___ GIVEN DATA ___

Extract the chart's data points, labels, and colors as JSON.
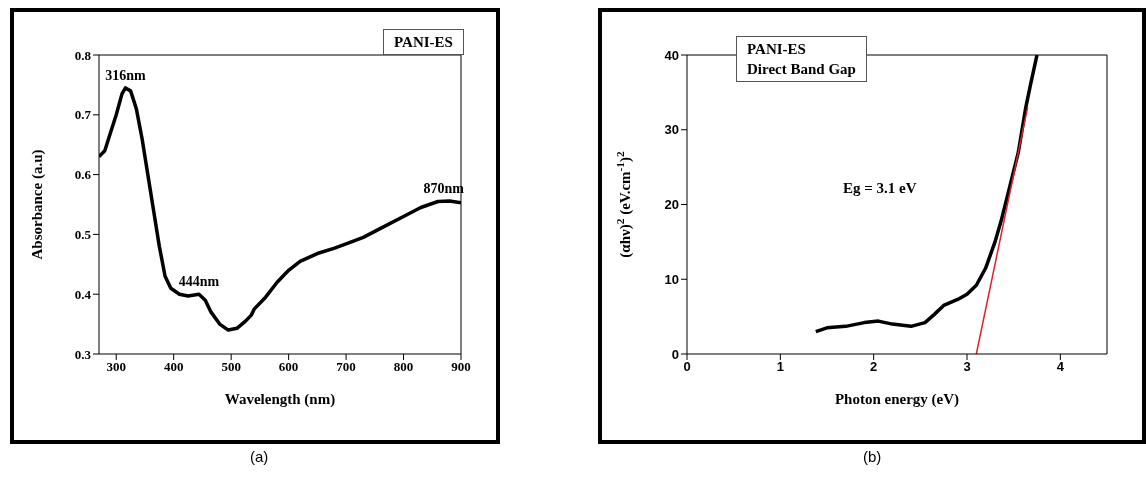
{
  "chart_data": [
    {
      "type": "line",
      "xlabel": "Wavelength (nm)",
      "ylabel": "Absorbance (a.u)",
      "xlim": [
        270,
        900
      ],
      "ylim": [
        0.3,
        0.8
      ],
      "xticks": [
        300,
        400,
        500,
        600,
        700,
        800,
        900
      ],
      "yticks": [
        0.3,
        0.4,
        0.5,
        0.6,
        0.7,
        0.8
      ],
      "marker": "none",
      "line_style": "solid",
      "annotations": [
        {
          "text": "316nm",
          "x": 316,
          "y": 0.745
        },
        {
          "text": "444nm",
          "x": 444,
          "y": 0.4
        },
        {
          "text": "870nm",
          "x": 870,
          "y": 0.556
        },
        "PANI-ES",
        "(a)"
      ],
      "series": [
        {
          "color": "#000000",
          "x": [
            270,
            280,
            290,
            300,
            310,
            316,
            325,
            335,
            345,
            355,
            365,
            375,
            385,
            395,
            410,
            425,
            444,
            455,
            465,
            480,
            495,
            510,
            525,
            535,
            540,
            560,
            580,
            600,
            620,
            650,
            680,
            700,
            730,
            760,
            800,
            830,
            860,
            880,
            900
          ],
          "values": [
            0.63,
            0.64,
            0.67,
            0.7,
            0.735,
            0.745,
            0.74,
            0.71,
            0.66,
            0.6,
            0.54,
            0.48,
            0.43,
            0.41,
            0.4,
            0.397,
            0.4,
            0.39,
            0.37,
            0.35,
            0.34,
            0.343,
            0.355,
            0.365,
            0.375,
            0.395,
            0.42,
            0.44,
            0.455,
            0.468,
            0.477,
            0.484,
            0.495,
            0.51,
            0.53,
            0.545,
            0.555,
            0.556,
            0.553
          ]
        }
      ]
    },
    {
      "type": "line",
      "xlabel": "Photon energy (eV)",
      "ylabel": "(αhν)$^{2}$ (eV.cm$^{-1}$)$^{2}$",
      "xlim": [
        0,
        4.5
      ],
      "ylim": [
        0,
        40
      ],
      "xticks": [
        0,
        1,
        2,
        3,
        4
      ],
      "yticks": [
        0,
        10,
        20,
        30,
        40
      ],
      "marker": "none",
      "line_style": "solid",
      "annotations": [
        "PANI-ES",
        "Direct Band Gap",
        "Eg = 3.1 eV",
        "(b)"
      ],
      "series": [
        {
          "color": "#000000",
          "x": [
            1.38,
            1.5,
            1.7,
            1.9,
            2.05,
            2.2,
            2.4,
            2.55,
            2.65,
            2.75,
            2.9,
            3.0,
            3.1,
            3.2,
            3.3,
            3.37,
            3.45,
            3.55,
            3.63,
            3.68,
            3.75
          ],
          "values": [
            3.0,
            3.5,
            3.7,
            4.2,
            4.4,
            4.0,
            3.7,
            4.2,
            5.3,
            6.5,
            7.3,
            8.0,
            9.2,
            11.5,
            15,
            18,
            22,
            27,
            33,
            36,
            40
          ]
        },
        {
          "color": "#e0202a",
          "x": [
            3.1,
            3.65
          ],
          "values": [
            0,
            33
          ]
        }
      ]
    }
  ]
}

___
___ GIVEN DATA ___

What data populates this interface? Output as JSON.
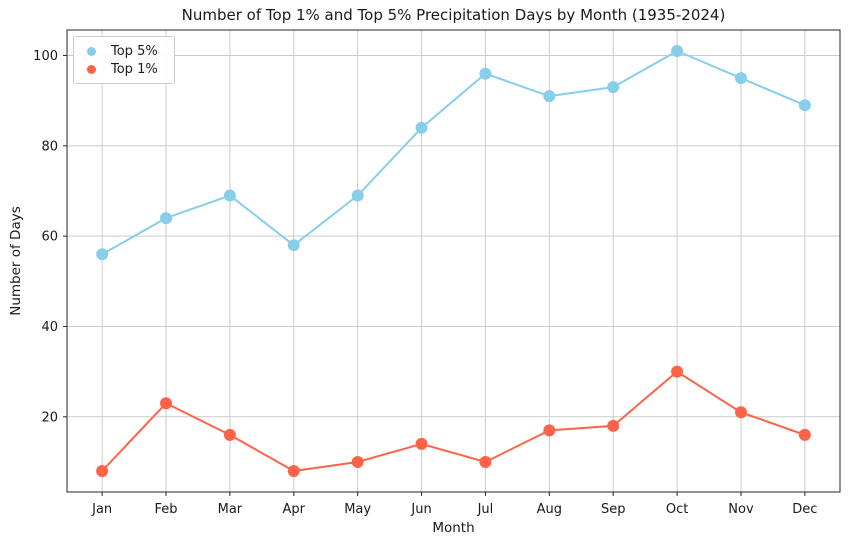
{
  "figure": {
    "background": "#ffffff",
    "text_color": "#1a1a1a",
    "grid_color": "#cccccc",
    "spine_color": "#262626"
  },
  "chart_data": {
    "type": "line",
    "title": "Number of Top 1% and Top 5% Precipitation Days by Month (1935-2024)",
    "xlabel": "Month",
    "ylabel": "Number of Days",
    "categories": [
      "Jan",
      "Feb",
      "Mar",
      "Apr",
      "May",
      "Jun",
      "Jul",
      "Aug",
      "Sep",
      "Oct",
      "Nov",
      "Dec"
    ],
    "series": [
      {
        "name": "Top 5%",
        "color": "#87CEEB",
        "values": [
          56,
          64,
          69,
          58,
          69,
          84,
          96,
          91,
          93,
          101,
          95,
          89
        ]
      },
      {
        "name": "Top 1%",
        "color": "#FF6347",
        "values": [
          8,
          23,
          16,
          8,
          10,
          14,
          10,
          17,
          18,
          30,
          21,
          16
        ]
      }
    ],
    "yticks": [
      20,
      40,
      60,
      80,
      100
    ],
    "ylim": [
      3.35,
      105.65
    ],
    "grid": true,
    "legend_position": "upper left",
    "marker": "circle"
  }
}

___
___ GIVEN DATA ___

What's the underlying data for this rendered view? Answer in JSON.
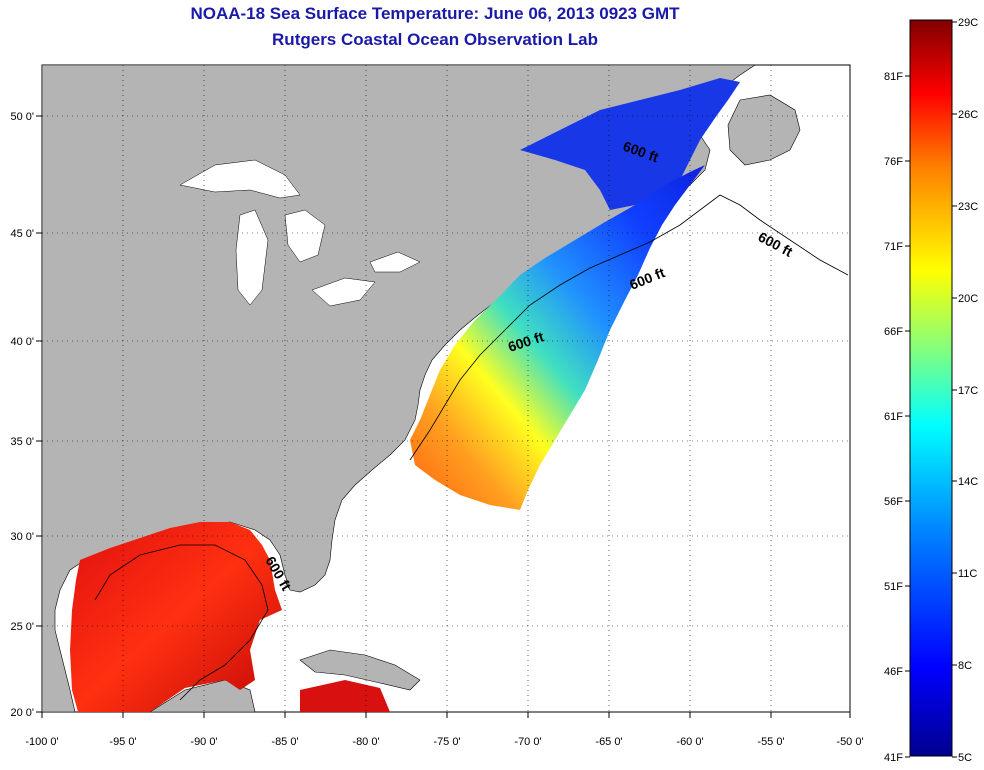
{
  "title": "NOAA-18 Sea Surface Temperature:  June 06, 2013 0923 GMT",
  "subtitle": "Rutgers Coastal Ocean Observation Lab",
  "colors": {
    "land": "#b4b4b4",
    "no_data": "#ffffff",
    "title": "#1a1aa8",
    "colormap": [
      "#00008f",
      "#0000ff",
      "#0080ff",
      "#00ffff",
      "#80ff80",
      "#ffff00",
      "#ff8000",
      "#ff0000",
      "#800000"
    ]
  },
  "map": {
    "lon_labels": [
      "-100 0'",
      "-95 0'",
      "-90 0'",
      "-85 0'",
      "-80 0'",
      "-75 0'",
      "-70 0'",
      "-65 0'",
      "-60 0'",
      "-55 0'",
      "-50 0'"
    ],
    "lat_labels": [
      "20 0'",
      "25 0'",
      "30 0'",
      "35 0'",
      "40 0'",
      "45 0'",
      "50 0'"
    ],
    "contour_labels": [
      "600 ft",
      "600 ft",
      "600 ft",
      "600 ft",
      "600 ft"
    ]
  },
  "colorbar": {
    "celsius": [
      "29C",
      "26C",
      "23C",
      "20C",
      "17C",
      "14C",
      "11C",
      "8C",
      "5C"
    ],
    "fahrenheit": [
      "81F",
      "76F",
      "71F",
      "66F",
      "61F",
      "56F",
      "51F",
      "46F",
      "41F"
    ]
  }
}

___

PROBLEM TO SOLVE = Of the lines above, copy each that contains "this".

FINISHED EXERCISE =
What data populates this interface? Output as JSON.
What's the underlying data for this rendered view? Answer in JSON.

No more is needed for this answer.